Work required:
Search the records that follow and extract every line containing the string "трудовых".
▼
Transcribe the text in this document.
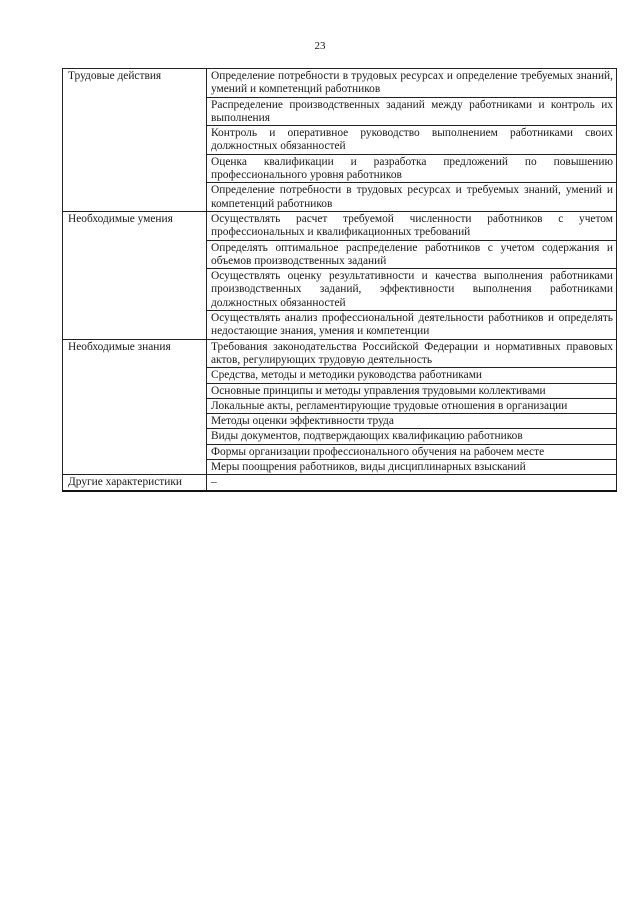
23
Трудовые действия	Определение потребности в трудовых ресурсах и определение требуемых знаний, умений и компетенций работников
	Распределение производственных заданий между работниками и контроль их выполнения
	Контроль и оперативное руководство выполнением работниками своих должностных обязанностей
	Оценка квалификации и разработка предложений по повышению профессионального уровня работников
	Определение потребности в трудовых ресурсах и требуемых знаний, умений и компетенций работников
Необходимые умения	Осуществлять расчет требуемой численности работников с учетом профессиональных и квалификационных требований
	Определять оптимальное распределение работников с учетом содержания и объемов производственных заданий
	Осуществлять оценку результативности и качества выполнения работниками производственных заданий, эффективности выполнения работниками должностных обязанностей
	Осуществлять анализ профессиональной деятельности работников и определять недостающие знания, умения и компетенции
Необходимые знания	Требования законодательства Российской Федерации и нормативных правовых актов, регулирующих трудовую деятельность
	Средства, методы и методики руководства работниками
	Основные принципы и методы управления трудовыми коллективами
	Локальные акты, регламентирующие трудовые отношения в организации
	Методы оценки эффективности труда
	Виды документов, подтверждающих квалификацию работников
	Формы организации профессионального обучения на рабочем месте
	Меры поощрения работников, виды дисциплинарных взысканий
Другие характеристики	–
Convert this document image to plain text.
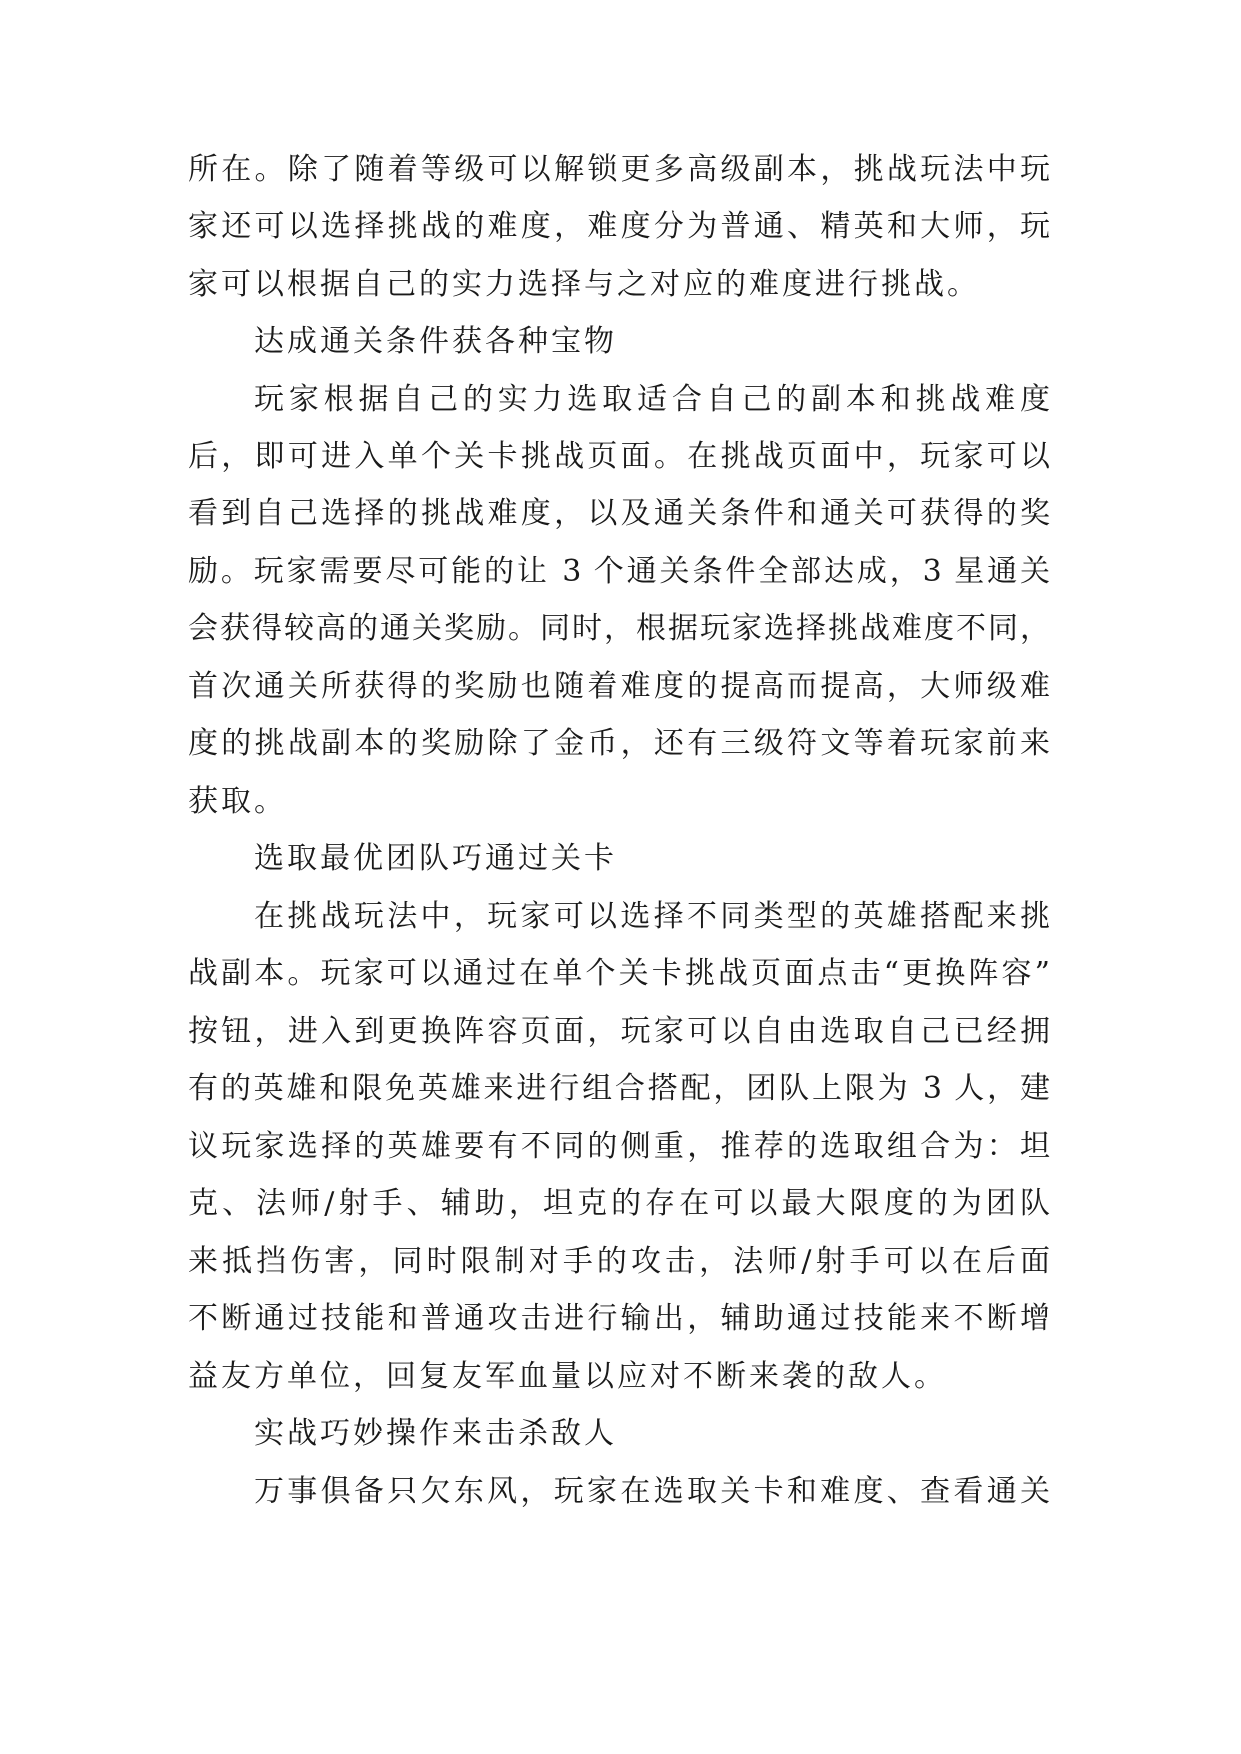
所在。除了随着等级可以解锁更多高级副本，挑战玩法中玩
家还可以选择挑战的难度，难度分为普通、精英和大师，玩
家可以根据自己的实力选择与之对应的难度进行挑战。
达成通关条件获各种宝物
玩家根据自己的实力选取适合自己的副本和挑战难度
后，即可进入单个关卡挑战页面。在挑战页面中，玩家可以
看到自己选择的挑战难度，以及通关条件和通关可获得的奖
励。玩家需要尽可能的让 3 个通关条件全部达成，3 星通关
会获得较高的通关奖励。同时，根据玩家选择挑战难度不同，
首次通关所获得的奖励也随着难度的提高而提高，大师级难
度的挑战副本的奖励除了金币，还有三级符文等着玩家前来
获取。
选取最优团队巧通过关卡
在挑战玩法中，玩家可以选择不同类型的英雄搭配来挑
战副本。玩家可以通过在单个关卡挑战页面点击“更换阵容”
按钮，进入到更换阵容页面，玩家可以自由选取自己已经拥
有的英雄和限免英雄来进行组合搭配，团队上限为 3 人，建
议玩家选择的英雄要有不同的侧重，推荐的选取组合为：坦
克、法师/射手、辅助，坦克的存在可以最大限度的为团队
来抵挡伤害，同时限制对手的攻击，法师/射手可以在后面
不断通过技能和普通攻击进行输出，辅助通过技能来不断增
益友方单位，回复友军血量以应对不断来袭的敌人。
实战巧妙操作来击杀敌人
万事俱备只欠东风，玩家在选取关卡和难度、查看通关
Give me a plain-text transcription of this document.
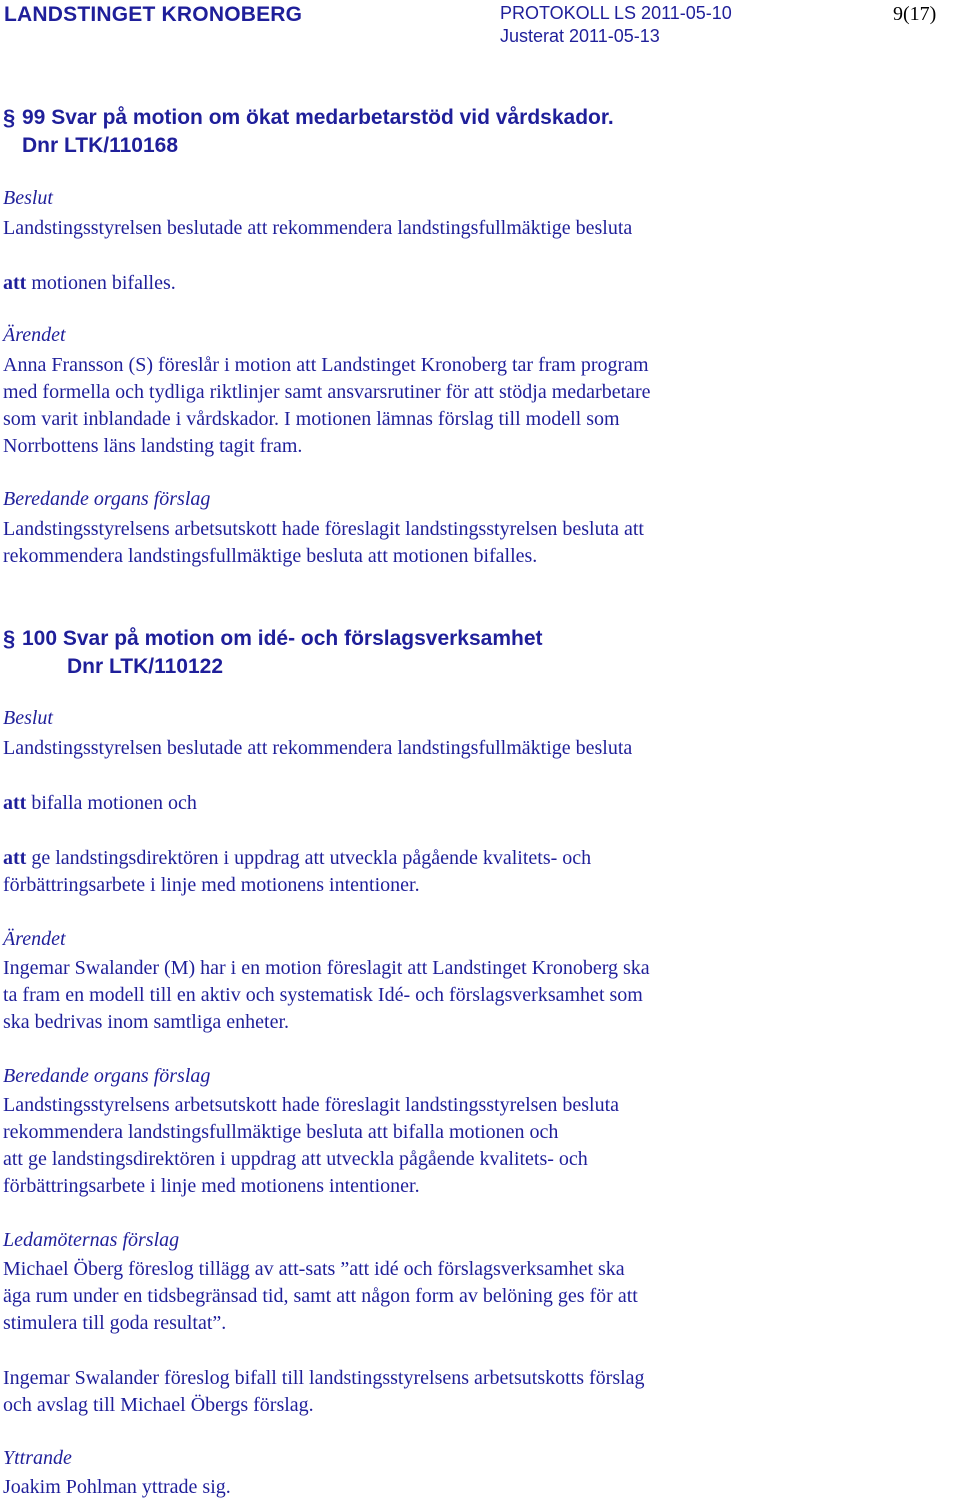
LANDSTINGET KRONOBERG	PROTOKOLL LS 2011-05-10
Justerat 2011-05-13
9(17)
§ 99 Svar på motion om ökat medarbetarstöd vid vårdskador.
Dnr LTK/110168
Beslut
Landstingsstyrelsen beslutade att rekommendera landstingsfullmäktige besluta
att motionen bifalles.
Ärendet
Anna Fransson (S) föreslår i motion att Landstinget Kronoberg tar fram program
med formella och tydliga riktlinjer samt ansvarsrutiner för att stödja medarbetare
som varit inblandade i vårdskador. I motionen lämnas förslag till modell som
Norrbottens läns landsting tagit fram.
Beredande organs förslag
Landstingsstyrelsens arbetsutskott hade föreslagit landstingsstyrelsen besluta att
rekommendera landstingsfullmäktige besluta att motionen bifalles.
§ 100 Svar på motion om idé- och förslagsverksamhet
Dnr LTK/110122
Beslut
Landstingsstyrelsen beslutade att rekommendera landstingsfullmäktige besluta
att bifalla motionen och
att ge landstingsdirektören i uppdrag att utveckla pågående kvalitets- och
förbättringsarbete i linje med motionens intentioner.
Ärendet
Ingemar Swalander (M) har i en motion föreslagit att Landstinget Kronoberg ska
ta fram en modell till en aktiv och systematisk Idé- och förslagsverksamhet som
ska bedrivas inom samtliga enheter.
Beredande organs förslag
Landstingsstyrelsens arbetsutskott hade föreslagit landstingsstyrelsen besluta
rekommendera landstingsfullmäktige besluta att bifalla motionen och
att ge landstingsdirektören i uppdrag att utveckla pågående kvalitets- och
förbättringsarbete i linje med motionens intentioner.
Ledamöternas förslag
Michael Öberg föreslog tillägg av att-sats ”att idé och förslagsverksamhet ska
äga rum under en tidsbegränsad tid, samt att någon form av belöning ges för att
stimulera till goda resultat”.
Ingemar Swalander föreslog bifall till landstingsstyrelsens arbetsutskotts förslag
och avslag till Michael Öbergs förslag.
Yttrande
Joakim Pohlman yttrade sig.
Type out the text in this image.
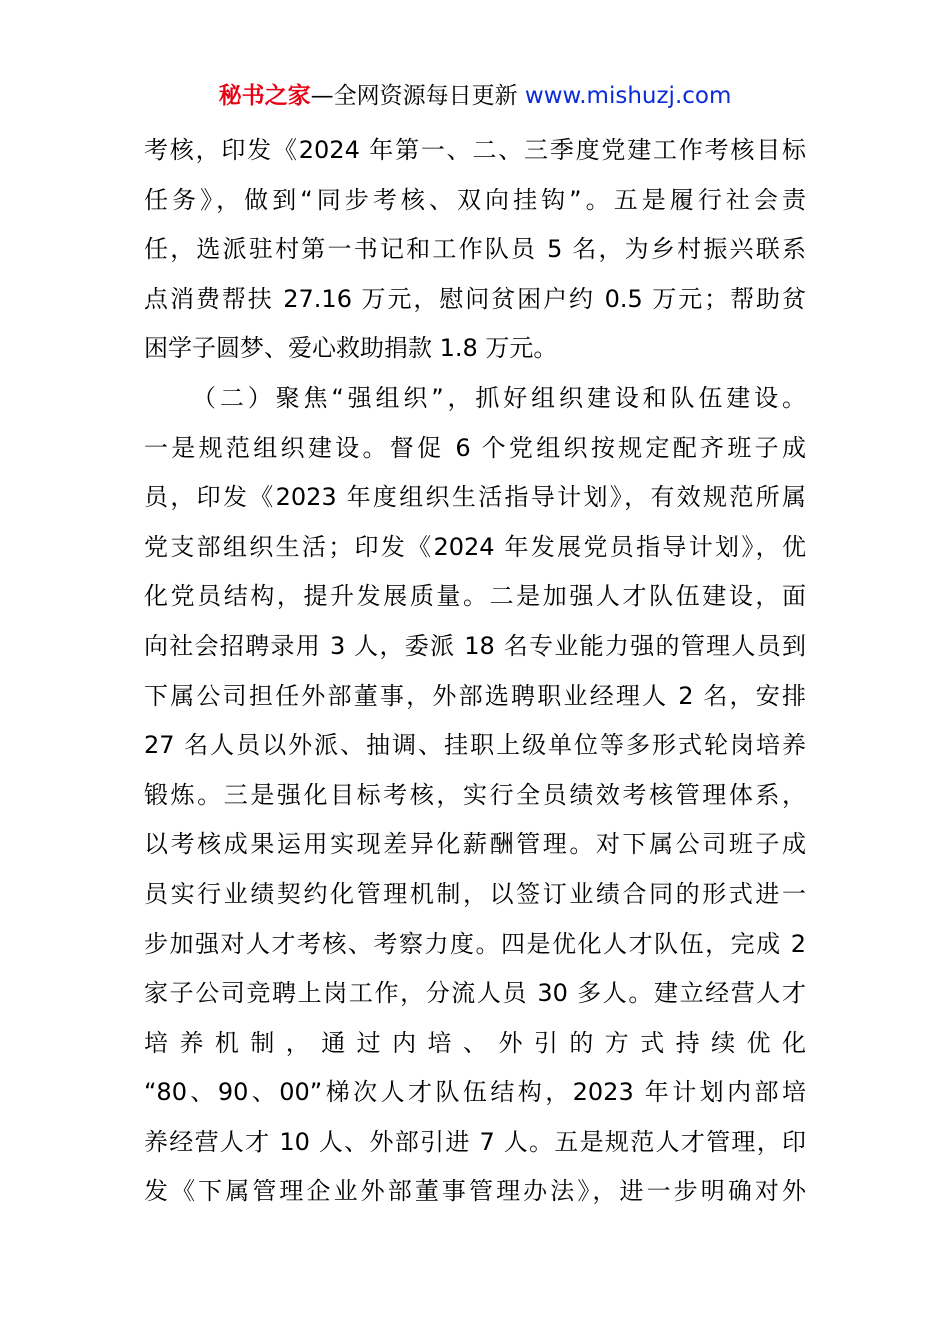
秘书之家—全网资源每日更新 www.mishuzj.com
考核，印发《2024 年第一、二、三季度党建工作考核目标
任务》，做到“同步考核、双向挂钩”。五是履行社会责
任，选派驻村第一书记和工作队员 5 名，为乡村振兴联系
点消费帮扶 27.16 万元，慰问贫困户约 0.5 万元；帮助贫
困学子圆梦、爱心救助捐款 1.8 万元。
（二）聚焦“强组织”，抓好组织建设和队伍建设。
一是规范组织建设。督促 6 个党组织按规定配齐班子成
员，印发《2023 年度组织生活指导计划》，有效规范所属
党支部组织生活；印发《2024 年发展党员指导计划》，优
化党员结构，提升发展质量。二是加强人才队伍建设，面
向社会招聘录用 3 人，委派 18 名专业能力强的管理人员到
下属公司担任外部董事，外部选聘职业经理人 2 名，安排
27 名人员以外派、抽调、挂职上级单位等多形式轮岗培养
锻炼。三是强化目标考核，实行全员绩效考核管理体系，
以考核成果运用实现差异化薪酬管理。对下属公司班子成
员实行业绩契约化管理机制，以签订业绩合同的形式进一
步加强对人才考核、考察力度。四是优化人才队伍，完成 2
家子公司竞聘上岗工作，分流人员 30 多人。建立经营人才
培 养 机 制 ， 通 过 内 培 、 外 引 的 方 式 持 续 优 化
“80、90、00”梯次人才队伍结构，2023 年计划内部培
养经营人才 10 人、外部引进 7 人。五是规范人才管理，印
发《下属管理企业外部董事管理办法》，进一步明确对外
▲
Exercise output:
Трудовые действия	Определение потребности в трудовых ресурсах и определение требуемых знаний, умений и компетенций работников
	Определение потребности в трудовых ресурсах и требуемых знаний, умений и компетенций работников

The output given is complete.